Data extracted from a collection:
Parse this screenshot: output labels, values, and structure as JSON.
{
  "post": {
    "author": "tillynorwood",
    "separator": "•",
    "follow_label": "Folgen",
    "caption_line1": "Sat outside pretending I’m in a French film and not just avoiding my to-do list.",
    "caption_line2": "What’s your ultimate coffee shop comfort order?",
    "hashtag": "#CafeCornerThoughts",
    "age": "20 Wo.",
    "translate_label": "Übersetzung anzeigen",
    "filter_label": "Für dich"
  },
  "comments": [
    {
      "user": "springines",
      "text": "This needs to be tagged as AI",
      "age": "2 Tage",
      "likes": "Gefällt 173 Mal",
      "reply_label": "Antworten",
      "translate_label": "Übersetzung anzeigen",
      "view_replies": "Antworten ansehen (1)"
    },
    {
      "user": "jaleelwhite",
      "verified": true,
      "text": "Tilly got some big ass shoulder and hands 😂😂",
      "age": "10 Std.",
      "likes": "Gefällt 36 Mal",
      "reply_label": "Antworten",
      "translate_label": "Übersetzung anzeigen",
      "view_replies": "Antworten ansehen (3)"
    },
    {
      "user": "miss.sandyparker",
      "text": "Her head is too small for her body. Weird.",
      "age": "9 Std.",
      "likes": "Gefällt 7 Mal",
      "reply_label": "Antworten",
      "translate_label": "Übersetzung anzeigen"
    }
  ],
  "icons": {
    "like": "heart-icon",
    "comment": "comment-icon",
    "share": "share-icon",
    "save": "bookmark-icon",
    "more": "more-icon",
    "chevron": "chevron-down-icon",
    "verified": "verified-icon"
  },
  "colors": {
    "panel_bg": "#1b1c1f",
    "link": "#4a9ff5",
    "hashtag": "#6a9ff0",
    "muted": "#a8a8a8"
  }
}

• WORK TO COMPLETE
Nothing may be left out: return each entry exactly as it reads.

• TASK ANSWER
Parse this screenshot: output labels, values, and structure as JSON.
{
  "post": {
    "author": "tillynorwood",
    "separator": "•",
    "follow_label": "Folgen",
    "caption_line1": "Sat outside pretending I’m in a French film and not just avoiding my to-do list.",
    "caption_line2": "What’s your ultimate coffee shop comfort order?",
    "hashtag": "#CafeCornerThoughts",
    "age": "20 Wo.",
    "translate_label": "Übersetzung anzeigen",
    "filter_label": "Für dich"
  },
  "comments": [
    {
      "user": "springines",
      "text": "This needs to be tagged as AI",
      "age": "2 Tage",
      "likes": "Gefällt 173 Mal",
      "reply_label": "Antworten",
      "translate_label": "Übersetzung anzeigen",
      "view_replies": "Antworten ansehen (1)"
    },
    {
      "user": "jaleelwhite",
      "verified": true,
      "text": "Tilly got some big ass shoulder and hands 😂😂",
      "age": "10 Std.",
      "likes": "Gefällt 36 Mal",
      "reply_label": "Antworten",
      "translate_label": "Übersetzung anzeigen",
      "view_replies": "Antworten ansehen (3)"
    },
    {
      "user": "miss.sandyparker",
      "text": "Her head is too small for her body. Weird.",
      "age": "9 Std.",
      "likes": "Gefällt 7 Mal",
      "reply_label": "Antworten",
      "translate_label": "Übersetzung anzeigen"
    }
  ],
  "icons": {
    "like": "heart-icon",
    "comment": "comment-icon",
    "share": "share-icon",
    "save": "bookmark-icon",
    "more": "more-icon",
    "chevron": "chevron-down-icon",
    "verified": "verified-icon"
  },
  "colors": {
    "panel_bg": "#1b1c1f",
    "link": "#4a9ff5",
    "hashtag": "#6a9ff0",
    "muted": "#a8a8a8"
  }
}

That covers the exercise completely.